• The exercise
Output the listing lines from the line containing "Circle shape [500, 257, 510, 263]" through the line containing "Text: 25418: 25418 [517, 273, 542, 282]" as a Markdown table with the columns Row and Listing line, numbering each row and omitting blank lines.

• Exercise data

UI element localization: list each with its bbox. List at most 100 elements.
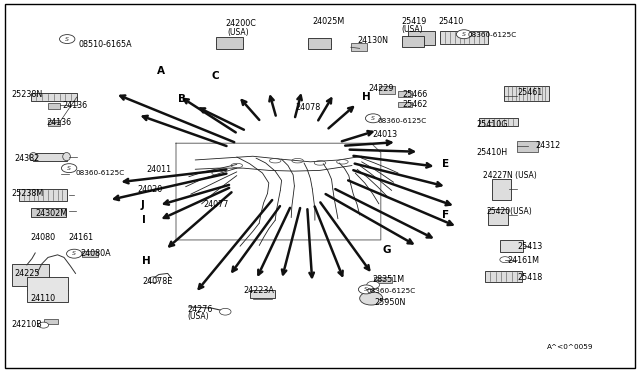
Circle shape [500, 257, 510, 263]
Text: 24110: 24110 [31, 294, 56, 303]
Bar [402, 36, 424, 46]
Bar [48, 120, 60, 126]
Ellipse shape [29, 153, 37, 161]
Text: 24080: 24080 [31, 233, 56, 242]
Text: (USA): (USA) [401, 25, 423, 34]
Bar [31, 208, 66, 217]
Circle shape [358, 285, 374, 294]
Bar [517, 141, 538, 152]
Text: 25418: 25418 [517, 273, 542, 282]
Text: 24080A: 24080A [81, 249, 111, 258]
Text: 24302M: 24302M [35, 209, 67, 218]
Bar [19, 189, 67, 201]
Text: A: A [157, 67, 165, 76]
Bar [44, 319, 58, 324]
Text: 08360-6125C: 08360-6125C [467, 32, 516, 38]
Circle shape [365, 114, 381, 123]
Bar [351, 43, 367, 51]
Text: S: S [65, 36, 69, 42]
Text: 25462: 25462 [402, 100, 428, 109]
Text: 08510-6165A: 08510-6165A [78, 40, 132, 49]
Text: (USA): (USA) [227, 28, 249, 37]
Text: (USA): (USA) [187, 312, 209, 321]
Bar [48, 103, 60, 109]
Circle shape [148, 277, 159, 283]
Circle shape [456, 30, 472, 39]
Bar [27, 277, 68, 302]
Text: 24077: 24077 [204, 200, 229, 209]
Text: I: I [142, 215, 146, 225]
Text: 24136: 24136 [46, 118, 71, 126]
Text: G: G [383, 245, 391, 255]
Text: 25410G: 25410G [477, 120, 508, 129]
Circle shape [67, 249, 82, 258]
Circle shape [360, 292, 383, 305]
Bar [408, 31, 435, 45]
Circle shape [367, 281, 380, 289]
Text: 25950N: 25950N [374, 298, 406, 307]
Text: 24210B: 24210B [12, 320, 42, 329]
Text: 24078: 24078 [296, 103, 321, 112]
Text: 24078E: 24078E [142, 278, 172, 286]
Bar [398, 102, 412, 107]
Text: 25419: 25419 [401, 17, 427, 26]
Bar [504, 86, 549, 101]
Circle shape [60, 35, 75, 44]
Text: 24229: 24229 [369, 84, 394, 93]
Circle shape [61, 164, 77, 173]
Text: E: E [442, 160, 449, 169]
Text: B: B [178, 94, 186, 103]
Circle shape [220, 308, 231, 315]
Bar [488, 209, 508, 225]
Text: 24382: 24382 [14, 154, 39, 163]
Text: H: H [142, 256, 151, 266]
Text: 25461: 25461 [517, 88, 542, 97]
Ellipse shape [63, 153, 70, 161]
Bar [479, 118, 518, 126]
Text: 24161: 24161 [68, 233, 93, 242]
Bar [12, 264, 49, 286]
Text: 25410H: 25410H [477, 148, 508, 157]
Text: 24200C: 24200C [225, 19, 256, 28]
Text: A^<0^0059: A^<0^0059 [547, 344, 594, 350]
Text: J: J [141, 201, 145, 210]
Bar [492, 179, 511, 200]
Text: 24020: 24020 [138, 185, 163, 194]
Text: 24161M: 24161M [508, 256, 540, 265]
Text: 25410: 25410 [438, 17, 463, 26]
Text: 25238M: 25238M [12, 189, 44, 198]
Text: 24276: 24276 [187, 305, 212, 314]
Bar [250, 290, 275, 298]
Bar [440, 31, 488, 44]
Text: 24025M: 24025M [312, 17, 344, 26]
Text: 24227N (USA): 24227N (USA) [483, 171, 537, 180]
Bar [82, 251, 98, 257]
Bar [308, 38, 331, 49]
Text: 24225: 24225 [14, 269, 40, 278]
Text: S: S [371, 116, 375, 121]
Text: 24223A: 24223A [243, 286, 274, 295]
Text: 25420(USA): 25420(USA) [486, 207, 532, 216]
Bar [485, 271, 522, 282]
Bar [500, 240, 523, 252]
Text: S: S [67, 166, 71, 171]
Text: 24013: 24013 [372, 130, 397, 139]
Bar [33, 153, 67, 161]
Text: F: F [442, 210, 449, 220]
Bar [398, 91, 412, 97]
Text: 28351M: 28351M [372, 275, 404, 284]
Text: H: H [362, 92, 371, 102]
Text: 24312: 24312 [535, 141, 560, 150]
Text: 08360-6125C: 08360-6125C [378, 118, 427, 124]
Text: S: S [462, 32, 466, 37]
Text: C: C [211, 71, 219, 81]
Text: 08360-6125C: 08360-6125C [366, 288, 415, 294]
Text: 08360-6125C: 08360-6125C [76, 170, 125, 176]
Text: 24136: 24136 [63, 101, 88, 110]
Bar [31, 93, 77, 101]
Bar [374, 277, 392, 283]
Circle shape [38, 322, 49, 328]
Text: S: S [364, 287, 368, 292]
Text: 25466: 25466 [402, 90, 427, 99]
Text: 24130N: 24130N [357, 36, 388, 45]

• Result of this task
| Row | Listing line |
|---|---|
| 1 | Circle shape [500, 257, 510, 263] |
| 2 | Text: 24110: 24110 [31, 294, 56, 303] |
| 3 | Bar [402, 36, 424, 46] |
| 4 | Bar [48, 120, 60, 126] |
| 5 | Ellipse shape [29, 153, 37, 161] |
| 6 | Text: 24080: 24080 [31, 233, 56, 242] |
| 7 | Text: (USA): (USA) [401, 25, 423, 34] |
| 8 | Bar [31, 208, 66, 217] |
| 9 | Circle shape [358, 285, 374, 294] |
| 10 | Bar [517, 141, 538, 152] |
| 11 | Text: 25418: 25418 [517, 273, 542, 282] |